### Data records:
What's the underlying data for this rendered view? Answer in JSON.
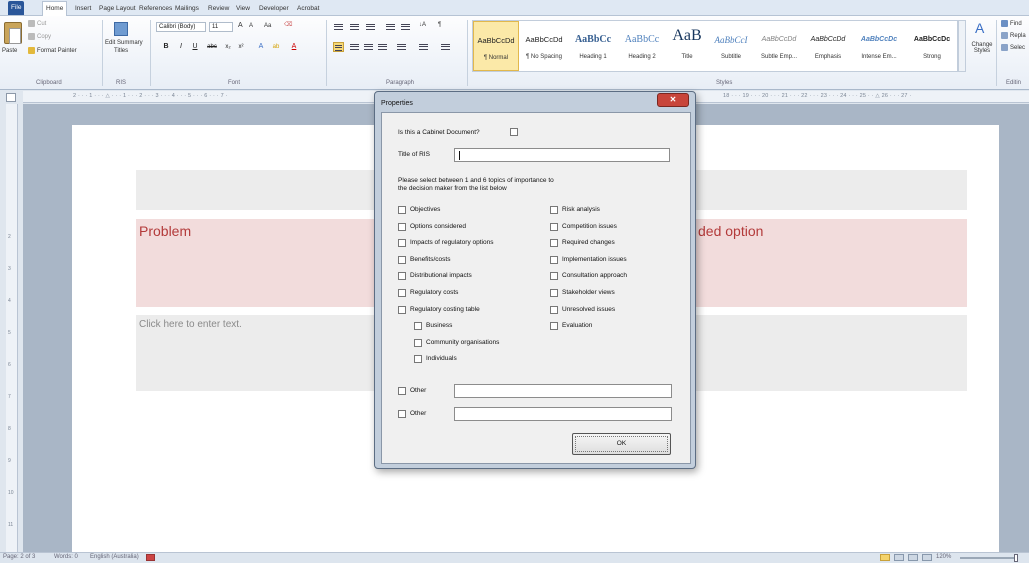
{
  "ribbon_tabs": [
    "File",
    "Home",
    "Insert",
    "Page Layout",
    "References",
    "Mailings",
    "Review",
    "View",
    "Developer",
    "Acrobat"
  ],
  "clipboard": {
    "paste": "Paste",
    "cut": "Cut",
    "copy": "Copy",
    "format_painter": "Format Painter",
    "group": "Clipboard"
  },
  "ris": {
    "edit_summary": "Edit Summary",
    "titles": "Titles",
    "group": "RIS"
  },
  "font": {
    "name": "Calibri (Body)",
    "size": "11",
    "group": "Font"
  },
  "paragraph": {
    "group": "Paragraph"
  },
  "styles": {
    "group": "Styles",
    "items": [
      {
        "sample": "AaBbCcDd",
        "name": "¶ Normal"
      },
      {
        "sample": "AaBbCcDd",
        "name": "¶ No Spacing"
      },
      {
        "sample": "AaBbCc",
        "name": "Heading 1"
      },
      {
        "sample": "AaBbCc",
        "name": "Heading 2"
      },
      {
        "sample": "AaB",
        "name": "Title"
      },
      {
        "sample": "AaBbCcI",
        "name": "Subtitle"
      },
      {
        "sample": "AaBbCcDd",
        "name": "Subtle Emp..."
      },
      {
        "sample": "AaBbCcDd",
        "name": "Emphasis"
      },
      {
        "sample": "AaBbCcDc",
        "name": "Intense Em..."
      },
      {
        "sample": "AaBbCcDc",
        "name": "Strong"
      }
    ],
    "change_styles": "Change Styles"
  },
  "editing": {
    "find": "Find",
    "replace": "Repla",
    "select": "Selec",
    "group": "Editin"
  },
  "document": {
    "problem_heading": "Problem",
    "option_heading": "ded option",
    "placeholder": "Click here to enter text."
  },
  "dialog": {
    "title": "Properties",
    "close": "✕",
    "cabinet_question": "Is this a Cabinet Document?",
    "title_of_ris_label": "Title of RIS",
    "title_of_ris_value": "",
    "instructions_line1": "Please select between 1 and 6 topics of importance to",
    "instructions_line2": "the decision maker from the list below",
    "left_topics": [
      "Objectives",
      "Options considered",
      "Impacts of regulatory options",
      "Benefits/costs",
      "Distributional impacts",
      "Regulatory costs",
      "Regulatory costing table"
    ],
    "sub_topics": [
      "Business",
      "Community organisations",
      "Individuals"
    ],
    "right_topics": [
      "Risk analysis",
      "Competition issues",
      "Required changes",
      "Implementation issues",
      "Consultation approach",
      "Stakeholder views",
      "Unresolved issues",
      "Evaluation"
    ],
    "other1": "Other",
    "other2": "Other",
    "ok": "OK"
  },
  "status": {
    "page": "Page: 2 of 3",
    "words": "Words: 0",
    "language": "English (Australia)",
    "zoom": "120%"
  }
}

### What to work on:
Look through the entries and find each line that has the string "name". Copy those lines.

### Problem solution:
    "name": "Calibri (Body)",
        "name": "¶ Normal"
        "name": "¶ No Spacing"
        "name": "Heading 1"
        "name": "Heading 2"
        "name": "Title"
        "name": "Subtitle"
        "name": "Subtle Emp..."
        "name": "Emphasis"
        "name": "Intense Em..."
        "name": "Strong"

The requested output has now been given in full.